◆ **Directive**:
All entries must be extracted exactly, with nothing added or dropped.

◆ **Supplied data**:
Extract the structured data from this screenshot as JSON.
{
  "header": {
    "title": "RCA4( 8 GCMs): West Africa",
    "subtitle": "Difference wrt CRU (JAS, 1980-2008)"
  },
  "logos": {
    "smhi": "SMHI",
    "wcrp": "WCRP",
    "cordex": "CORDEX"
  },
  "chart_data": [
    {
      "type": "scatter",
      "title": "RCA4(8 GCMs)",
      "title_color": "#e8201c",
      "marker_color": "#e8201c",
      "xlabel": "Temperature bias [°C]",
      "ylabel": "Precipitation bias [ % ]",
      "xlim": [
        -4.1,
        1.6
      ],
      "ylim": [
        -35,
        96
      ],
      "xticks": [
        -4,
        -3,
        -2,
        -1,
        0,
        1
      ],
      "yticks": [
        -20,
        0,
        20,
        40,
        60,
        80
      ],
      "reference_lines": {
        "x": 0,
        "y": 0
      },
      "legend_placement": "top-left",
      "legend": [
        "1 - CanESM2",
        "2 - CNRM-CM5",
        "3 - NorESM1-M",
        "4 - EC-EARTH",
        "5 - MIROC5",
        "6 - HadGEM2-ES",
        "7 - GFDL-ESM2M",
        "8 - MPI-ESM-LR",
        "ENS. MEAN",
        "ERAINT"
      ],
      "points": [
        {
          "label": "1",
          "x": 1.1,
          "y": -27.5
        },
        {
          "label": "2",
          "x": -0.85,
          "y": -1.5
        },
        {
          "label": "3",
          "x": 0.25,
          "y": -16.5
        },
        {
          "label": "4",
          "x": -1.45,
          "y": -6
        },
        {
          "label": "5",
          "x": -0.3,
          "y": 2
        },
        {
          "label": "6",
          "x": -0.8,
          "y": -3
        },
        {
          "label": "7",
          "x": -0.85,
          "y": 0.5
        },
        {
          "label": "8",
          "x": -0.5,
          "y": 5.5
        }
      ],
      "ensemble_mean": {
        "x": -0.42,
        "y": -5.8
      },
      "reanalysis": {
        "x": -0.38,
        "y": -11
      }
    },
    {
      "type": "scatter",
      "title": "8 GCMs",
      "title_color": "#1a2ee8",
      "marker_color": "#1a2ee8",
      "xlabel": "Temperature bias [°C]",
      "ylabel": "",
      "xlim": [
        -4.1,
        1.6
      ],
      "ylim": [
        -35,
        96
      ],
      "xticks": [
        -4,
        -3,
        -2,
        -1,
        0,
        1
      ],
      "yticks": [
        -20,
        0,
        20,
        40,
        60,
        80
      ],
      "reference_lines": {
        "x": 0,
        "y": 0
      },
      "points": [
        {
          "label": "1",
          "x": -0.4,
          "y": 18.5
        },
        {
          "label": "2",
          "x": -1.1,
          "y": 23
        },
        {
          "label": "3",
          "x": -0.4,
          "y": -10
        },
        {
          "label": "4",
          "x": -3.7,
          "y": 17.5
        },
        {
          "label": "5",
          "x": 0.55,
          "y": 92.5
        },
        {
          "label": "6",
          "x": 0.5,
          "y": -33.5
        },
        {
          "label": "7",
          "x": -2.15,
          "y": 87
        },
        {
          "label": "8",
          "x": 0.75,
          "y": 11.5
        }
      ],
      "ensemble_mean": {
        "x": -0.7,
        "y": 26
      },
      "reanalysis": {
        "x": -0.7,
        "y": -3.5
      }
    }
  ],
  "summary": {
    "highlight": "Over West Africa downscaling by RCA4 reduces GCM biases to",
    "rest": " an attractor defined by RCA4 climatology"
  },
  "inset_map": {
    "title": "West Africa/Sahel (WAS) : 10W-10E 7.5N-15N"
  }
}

◆ **Solution for this task**:
Extract the structured data from this screenshot as JSON.
{
  "header": {
    "title": "RCA4( 8 GCMs): West Africa",
    "subtitle": "Difference wrt CRU (JAS, 1980-2008)"
  },
  "logos": {
    "smhi": "SMHI",
    "wcrp": "WCRP",
    "cordex": "CORDEX"
  },
  "chart_data": [
    {
      "type": "scatter",
      "title": "RCA4(8 GCMs)",
      "title_color": "#e8201c",
      "marker_color": "#e8201c",
      "xlabel": "Temperature bias [°C]",
      "ylabel": "Precipitation bias [ % ]",
      "xlim": [
        -4.1,
        1.6
      ],
      "ylim": [
        -35,
        96
      ],
      "xticks": [
        -4,
        -3,
        -2,
        -1,
        0,
        1
      ],
      "yticks": [
        -20,
        0,
        20,
        40,
        60,
        80
      ],
      "reference_lines": {
        "x": 0,
        "y": 0
      },
      "legend_placement": "top-left",
      "legend": [
        "1 - CanESM2",
        "2 - CNRM-CM5",
        "3 - NorESM1-M",
        "4 - EC-EARTH",
        "5 - MIROC5",
        "6 - HadGEM2-ES",
        "7 - GFDL-ESM2M",
        "8 - MPI-ESM-LR",
        "ENS. MEAN",
        "ERAINT"
      ],
      "points": [
        {
          "label": "1",
          "x": 1.1,
          "y": -27.5
        },
        {
          "label": "2",
          "x": -0.85,
          "y": -1.5
        },
        {
          "label": "3",
          "x": 0.25,
          "y": -16.5
        },
        {
          "label": "4",
          "x": -1.45,
          "y": -6
        },
        {
          "label": "5",
          "x": -0.3,
          "y": 2
        },
        {
          "label": "6",
          "x": -0.8,
          "y": -3
        },
        {
          "label": "7",
          "x": -0.85,
          "y": 0.5
        },
        {
          "label": "8",
          "x": -0.5,
          "y": 5.5
        }
      ],
      "ensemble_mean": {
        "x": -0.42,
        "y": -5.8
      },
      "reanalysis": {
        "x": -0.38,
        "y": -11
      }
    },
    {
      "type": "scatter",
      "title": "8 GCMs",
      "title_color": "#1a2ee8",
      "marker_color": "#1a2ee8",
      "xlabel": "Temperature bias [°C]",
      "ylabel": "",
      "xlim": [
        -4.1,
        1.6
      ],
      "ylim": [
        -35,
        96
      ],
      "xticks": [
        -4,
        -3,
        -2,
        -1,
        0,
        1
      ],
      "yticks": [
        -20,
        0,
        20,
        40,
        60,
        80
      ],
      "reference_lines": {
        "x": 0,
        "y": 0
      },
      "points": [
        {
          "label": "1",
          "x": -0.4,
          "y": 18.5
        },
        {
          "label": "2",
          "x": -1.1,
          "y": 23
        },
        {
          "label": "3",
          "x": -0.4,
          "y": -10
        },
        {
          "label": "4",
          "x": -3.7,
          "y": 17.5
        },
        {
          "label": "5",
          "x": 0.55,
          "y": 92.5
        },
        {
          "label": "6",
          "x": 0.5,
          "y": -33.5
        },
        {
          "label": "7",
          "x": -2.15,
          "y": 87
        },
        {
          "label": "8",
          "x": 0.75,
          "y": 11.5
        }
      ],
      "ensemble_mean": {
        "x": -0.7,
        "y": 26
      },
      "reanalysis": {
        "x": -0.7,
        "y": -3.5
      }
    }
  ],
  "summary": {
    "highlight": "Over West Africa downscaling by RCA4 reduces GCM biases to",
    "rest": " an attractor defined by RCA4 climatology"
  },
  "inset_map": {
    "title": "West Africa/Sahel (WAS) : 10W-10E 7.5N-15N"
  }
}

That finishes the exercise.